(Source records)
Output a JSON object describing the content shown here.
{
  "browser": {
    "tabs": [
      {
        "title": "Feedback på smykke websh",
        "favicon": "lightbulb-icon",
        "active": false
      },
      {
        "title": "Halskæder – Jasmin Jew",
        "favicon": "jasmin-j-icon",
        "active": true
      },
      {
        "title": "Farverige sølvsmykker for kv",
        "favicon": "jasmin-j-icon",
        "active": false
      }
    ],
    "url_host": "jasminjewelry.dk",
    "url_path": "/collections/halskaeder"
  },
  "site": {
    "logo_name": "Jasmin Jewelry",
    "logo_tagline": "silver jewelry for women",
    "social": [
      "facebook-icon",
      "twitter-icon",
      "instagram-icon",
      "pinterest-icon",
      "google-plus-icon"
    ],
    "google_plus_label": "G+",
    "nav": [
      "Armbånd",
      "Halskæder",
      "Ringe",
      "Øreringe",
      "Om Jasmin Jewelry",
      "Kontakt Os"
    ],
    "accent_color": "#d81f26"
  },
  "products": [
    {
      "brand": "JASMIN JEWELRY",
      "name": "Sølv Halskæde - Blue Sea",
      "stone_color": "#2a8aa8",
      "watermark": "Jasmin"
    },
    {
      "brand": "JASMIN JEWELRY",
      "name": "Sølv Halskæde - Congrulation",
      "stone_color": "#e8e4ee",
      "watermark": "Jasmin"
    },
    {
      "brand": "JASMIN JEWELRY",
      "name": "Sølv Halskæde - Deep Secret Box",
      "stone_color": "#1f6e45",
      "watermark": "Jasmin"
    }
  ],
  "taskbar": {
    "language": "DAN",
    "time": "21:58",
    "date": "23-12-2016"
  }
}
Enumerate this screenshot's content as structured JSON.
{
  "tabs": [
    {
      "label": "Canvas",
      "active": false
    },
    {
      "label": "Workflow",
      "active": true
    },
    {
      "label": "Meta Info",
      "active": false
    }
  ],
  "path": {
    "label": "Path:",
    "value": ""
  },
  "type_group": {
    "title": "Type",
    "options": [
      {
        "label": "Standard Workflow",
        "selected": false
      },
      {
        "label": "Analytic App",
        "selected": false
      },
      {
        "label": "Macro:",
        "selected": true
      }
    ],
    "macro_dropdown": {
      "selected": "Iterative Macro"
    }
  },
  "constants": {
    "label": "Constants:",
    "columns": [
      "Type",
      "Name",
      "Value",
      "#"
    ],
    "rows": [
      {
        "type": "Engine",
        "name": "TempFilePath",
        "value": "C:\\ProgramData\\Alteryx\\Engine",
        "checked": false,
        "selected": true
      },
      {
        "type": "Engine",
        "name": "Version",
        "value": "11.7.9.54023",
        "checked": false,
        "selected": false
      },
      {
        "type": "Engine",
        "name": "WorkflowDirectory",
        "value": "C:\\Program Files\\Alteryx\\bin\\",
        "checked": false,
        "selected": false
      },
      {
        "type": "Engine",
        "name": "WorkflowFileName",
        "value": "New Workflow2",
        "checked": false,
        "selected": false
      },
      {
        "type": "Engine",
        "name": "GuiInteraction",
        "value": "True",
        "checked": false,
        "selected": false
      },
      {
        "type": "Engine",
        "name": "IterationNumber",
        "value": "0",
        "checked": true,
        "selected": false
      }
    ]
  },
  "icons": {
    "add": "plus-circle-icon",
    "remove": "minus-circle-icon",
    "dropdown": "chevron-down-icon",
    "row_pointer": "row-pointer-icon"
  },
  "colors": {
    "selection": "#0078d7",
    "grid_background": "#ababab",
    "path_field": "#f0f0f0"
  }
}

**JOB**
Every entry must be retyped in full, exactly as given.

**EXERCISE OUTPUT**
Output a JSON object describing the content shown here.
{
  "browser": {
    "tabs": [
      {
        "title": "Feedback på smykke websh",
        "favicon": "lightbulb-icon",
        "active": false
      },
      {
        "title": "Halskæder – Jasmin Jew",
        "favicon": "jasmin-j-icon",
        "active": true
      },
      {
        "title": "Farverige sølvsmykker for kv",
        "favicon": "jasmin-j-icon",
        "active": false
      }
    ],
    "url_host": "jasminjewelry.dk",
    "url_path": "/collections/halskaeder"
  },
  "site": {
    "logo_name": "Jasmin Jewelry",
    "logo_tagline": "silver jewelry for women",
    "social": [
      "facebook-icon",
      "twitter-icon",
      "instagram-icon",
      "pinterest-icon",
      "google-plus-icon"
    ],
    "google_plus_label": "G+",
    "nav": [
      "Armbånd",
      "Halskæder",
      "Ringe",
      "Øreringe",
      "Om Jasmin Jewelry",
      "Kontakt Os"
    ],
    "accent_color": "#d81f26"
  },
  "products": [
    {
      "brand": "JASMIN JEWELRY",
      "name": "Sølv Halskæde - Blue Sea",
      "stone_color": "#2a8aa8",
      "watermark": "Jasmin"
    },
    {
      "brand": "JASMIN JEWELRY",
      "name": "Sølv Halskæde - Congrulation",
      "stone_color": "#e8e4ee",
      "watermark": "Jasmin"
    },
    {
      "brand": "JASMIN JEWELRY",
      "name": "Sølv Halskæde - Deep Secret Box",
      "stone_color": "#1f6e45",
      "watermark": "Jasmin"
    }
  ],
  "taskbar": {
    "language": "DAN",
    "time": "21:58",
    "date": "23-12-2016"
  }
}
Enumerate this screenshot's content as structured JSON.
{
  "tabs": [
    {
      "label": "Canvas",
      "active": false
    },
    {
      "label": "Workflow",
      "active": true
    },
    {
      "label": "Meta Info",
      "active": false
    }
  ],
  "path": {
    "label": "Path:",
    "value": ""
  },
  "type_group": {
    "title": "Type",
    "options": [
      {
        "label": "Standard Workflow",
        "selected": false
      },
      {
        "label": "Analytic App",
        "selected": false
      },
      {
        "label": "Macro:",
        "selected": true
      }
    ],
    "macro_dropdown": {
      "selected": "Iterative Macro"
    }
  },
  "constants": {
    "label": "Constants:",
    "columns": [
      "Type",
      "Name",
      "Value",
      "#"
    ],
    "rows": [
      {
        "type": "Engine",
        "name": "TempFilePath",
        "value": "C:\\ProgramData\\Alteryx\\Engine",
        "checked": false,
        "selected": true
      },
      {
        "type": "Engine",
        "name": "Version",
        "value": "11.7.9.54023",
        "checked": false,
        "selected": false
      },
      {
        "type": "Engine",
        "name": "WorkflowDirectory",
        "value": "C:\\Program Files\\Alteryx\\bin\\",
        "checked": false,
        "selected": false
      },
      {
        "type": "Engine",
        "name": "WorkflowFileName",
        "value": "New Workflow2",
        "checked": false,
        "selected": false
      },
      {
        "type": "Engine",
        "name": "GuiInteraction",
        "value": "True",
        "checked": false,
        "selected": false
      },
      {
        "type": "Engine",
        "name": "IterationNumber",
        "value": "0",
        "checked": true,
        "selected": false
      }
    ]
  },
  "icons": {
    "add": "plus-circle-icon",
    "remove": "minus-circle-icon",
    "dropdown": "chevron-down-icon",
    "row_pointer": "row-pointer-icon"
  },
  "colors": {
    "selection": "#0078d7",
    "grid_background": "#ababab",
    "path_field": "#f0f0f0"
  }
}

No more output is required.